(Extracted records)
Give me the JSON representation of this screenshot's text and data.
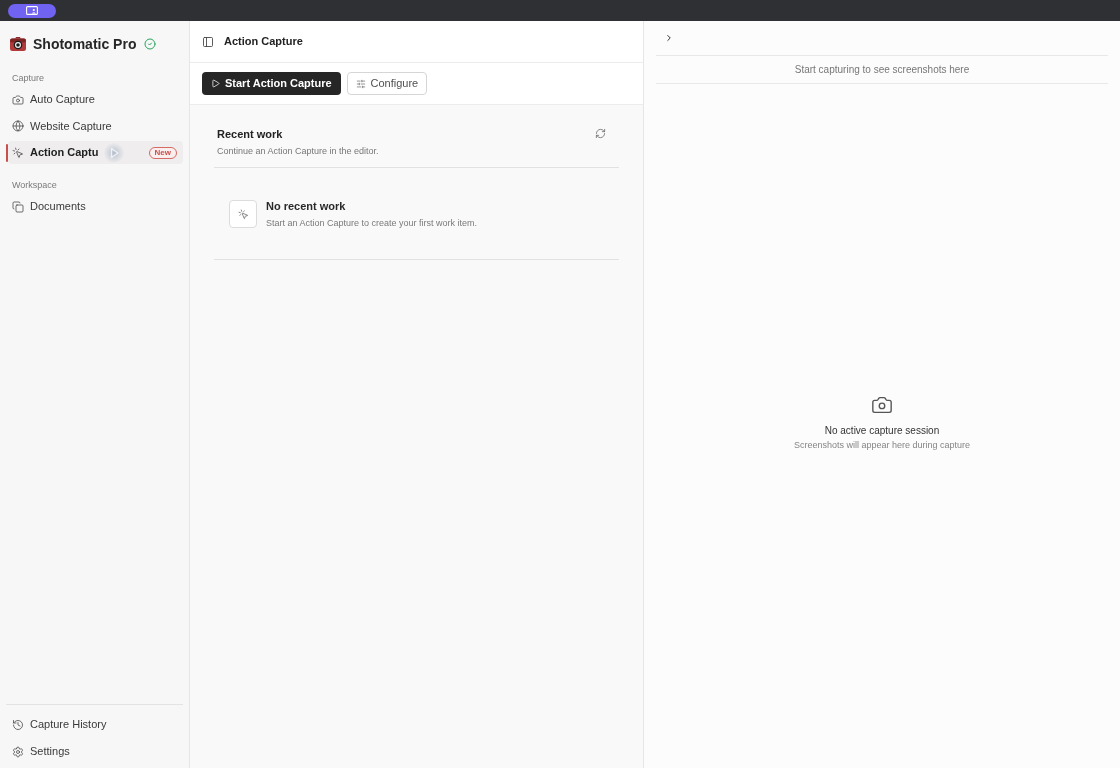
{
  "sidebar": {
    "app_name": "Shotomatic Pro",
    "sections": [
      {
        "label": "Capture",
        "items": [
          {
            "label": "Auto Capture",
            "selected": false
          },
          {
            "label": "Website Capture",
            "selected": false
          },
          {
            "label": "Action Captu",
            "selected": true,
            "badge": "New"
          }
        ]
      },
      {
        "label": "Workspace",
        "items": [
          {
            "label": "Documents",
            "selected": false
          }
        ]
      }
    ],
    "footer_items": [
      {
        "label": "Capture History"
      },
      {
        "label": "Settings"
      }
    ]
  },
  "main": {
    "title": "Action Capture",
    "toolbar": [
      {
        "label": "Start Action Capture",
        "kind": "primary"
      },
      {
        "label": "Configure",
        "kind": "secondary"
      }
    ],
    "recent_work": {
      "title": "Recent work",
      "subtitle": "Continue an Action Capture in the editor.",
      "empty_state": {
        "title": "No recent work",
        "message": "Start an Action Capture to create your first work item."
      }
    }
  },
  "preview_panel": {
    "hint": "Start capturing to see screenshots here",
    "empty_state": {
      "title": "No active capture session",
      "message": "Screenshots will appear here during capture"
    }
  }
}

Stated problem :: Find every line that has "message" in it, then return those lines.

Complete output ::
        "message": "Start an Action Capture to create your first work item."
      "message": "Screenshots will appear here during capture"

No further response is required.